### WORK ORDER 1
Reproduce the stretch of the menu-card OCR post from "## (1) read" through "pts = cv2.findNonZero(threshed)", switching "threshed" to "binary".
### WORK ORDER 2
Answer these questions from the menu-card OCR post:
(a) Which library does the writer use for OCR?
(b) Which image file does the code read?
(c) What threshold value is passed to cv2.threshold?

### SOURCE EXTRACT
····················
Hi I have been trying to develop a tool to put my menu cards through OCR to digitize menu cards. Menu cards can be of various types where a portrait oriented page is divided into two or a landscape oriented page is divided into multiple columns of menu items. I have somehow managed to gather snippets from around here to process portrait oriented menu pages but when it comes to landscape orientation that code fails. if i remove the if condition for rotation of image then instead of giving me a result where the text in the menu card will be between two lines it just processes the image to remove noise thats all.Let me explain my problem with a few examples here. Please guide me through the process of processing menu's in the form of images to put them through OCR for digitization. I am using pytesseract for OCR and OpenCV for image processing.

this is what i am using to make underlines and overlines on text inside an image.

import cv2
import numpy as np


## (1) read
img = cv2.imread("out-1.jpg")
gray = cv2.cvtColor(img, cv2.COLOR_BGR2GRAY)

## (2) threshold
th, threshed = cv2.threshold(gray, 127, 255, cv2.THRESH_BINARY_INV|cv2.THRESH_OTSU)

## (3) minAreaRect on the nozeros
pts = cv2.findNonZero(threshed)
ret = cv2.minAreaRect(pts)

(cx,cy), (w,h), ang = ret
if w>h:
    w,h = h,w
    ang += 90

## (4) Find rotated matrix, do rotation
M = cv2.getRotationMatrix2D((cx,cy), ang, 1.0)
····················
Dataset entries

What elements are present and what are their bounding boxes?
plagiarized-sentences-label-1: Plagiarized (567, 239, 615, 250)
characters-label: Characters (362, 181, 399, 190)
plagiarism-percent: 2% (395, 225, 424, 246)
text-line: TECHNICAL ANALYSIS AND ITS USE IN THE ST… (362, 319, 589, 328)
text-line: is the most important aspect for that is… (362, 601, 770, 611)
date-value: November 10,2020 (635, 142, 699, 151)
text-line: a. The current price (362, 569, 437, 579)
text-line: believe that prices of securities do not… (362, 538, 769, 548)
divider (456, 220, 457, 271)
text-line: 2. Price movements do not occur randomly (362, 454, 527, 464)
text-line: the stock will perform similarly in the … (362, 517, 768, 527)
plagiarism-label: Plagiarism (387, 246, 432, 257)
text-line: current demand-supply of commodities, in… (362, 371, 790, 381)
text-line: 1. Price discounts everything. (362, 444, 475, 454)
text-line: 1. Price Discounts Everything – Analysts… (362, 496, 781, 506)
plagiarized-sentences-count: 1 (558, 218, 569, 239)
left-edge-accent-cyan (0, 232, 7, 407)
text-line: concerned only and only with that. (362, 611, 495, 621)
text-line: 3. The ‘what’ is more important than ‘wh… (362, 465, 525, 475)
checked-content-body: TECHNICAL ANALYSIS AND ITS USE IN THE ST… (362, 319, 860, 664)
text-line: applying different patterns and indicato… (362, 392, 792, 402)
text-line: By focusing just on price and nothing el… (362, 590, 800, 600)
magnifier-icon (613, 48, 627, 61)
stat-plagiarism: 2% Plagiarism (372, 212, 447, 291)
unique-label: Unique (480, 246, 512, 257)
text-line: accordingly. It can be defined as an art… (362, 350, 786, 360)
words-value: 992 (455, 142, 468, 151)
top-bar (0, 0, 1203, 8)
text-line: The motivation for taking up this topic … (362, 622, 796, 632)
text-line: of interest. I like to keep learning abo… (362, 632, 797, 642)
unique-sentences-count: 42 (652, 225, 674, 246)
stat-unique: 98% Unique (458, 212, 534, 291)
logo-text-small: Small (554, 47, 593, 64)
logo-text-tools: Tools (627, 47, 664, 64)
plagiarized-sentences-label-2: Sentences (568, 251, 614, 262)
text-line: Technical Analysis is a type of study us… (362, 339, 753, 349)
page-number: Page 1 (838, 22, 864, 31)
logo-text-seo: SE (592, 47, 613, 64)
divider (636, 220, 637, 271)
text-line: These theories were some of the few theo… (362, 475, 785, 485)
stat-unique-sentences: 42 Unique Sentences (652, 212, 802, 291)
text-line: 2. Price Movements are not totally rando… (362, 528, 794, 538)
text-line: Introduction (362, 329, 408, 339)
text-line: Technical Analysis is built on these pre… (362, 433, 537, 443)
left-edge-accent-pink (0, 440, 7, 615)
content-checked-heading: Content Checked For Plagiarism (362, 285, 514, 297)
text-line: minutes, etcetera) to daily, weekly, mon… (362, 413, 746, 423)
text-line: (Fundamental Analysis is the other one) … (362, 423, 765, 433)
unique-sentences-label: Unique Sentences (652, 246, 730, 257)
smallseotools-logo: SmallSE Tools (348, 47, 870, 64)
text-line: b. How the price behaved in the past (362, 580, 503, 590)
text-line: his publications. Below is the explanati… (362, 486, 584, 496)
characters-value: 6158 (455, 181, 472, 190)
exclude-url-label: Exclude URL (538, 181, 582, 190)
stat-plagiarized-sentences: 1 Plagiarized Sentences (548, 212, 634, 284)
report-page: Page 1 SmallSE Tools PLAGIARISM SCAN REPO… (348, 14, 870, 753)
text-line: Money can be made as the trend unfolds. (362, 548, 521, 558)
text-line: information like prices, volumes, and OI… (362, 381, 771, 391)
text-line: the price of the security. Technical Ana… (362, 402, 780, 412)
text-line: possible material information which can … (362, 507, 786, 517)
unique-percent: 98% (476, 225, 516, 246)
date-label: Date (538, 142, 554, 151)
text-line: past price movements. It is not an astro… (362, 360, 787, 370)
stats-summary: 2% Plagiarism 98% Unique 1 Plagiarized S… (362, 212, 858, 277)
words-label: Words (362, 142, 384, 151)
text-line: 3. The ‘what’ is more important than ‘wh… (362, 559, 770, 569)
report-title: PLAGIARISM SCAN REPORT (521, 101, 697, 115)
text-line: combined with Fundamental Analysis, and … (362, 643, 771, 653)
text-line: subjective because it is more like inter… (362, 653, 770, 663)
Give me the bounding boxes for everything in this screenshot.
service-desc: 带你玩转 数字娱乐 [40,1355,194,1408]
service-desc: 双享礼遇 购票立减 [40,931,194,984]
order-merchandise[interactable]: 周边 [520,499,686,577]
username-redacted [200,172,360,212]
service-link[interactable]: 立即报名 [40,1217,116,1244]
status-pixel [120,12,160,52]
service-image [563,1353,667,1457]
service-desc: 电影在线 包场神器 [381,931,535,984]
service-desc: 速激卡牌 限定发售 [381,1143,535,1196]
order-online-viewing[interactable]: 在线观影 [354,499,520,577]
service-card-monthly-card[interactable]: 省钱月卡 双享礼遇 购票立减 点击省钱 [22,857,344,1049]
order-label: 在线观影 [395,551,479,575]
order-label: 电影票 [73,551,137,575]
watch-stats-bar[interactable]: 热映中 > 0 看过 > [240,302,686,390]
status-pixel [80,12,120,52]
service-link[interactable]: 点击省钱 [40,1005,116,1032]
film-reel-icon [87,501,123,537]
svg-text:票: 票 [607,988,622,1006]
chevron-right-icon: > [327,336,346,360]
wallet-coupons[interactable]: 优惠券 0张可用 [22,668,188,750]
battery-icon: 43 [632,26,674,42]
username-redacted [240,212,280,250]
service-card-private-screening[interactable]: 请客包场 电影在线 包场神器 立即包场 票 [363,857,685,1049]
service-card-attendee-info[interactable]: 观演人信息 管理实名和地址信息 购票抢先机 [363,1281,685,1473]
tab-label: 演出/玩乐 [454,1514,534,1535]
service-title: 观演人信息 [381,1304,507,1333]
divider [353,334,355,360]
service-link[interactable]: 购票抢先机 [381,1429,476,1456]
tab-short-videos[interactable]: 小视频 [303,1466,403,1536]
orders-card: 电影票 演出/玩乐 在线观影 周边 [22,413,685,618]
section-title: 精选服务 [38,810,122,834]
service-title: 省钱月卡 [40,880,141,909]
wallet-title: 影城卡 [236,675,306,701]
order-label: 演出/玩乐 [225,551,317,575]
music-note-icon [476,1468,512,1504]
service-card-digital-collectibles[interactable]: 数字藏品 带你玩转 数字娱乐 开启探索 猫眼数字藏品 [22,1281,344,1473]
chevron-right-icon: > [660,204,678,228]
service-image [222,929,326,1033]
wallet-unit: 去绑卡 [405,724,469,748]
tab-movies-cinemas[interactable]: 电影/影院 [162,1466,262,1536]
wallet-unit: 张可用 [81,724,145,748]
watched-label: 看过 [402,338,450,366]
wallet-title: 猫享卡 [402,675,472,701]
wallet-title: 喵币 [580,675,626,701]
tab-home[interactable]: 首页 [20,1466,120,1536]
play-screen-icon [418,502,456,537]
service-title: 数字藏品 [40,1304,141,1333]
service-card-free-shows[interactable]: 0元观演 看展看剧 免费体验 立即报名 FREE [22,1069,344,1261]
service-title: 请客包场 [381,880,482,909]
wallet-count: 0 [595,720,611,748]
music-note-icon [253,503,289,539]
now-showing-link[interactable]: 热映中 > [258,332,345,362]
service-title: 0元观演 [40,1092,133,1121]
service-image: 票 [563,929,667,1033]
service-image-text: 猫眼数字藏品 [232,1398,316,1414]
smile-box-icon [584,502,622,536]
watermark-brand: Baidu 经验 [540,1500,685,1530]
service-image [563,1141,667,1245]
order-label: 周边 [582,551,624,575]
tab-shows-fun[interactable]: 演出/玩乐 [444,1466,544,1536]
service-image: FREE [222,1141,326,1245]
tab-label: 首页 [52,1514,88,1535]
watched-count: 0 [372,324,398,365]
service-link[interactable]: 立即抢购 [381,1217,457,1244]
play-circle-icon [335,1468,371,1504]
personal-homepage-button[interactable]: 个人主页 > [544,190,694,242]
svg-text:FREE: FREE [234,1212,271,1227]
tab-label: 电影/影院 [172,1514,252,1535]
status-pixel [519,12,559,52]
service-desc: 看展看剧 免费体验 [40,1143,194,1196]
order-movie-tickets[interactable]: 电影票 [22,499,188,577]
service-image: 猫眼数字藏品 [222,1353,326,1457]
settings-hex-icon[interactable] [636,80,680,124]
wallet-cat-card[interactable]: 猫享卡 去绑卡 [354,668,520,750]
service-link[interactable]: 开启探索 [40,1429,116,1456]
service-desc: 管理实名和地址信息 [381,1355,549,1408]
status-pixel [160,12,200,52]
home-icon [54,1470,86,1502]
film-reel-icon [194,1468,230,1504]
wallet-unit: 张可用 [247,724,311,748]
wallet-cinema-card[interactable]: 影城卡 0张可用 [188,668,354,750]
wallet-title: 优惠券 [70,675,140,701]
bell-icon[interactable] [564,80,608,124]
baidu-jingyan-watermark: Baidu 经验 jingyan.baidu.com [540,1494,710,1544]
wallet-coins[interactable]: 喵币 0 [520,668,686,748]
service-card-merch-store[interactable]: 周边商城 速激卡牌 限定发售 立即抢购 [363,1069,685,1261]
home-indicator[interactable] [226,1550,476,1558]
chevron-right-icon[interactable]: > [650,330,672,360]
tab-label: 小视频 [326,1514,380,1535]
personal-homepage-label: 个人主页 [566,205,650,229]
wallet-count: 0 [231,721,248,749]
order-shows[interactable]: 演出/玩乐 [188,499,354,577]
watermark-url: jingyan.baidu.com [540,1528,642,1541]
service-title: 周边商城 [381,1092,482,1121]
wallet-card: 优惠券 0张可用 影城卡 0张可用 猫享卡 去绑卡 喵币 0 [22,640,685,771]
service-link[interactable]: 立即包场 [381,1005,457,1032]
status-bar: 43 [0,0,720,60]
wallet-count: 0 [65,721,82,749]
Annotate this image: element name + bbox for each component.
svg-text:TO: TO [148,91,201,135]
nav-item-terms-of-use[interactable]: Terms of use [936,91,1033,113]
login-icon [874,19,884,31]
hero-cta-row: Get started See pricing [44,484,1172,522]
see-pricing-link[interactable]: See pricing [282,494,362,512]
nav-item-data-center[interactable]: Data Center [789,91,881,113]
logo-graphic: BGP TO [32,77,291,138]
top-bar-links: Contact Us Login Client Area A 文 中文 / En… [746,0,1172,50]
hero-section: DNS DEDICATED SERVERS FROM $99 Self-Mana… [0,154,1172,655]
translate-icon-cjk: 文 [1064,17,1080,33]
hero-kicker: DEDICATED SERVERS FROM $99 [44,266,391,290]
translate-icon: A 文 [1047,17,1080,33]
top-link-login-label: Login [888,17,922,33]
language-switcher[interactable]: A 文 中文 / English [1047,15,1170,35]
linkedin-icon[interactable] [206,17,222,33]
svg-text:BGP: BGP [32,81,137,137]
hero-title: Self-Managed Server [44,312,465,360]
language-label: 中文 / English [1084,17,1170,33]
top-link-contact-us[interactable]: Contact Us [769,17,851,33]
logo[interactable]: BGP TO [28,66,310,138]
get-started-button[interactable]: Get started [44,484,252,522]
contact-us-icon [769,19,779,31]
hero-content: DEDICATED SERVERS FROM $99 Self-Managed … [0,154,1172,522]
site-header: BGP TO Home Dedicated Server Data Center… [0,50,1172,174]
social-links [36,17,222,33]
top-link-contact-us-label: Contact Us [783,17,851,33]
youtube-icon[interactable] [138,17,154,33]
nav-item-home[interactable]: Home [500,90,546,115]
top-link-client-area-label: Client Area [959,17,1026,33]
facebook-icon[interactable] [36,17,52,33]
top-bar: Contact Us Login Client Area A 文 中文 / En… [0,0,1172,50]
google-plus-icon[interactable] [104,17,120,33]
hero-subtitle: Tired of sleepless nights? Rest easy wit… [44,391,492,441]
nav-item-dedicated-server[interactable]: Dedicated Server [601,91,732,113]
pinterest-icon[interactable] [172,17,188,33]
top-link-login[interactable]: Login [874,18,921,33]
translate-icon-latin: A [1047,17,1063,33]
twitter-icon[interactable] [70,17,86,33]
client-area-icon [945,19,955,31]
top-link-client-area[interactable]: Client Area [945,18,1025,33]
····················
### OUTPUT 1
## (1) read
img = cv2.imread("out-1.jpg")
gray = cv2.cvtColor(img, cv2.COLOR_BGR2GRAY)

## (2) threshold
th, binary = cv2.threshold(gray, 127, 255, cv2.THRESH_BINARY_INV|cv2.THRESH_OTSU)

## (3) minAreaRect on the nozeros
pts = cv2.findNonZero(binary)

### OUTPUT 2
(a) pytesseract
(b) "out-1.jpg"
(c) 127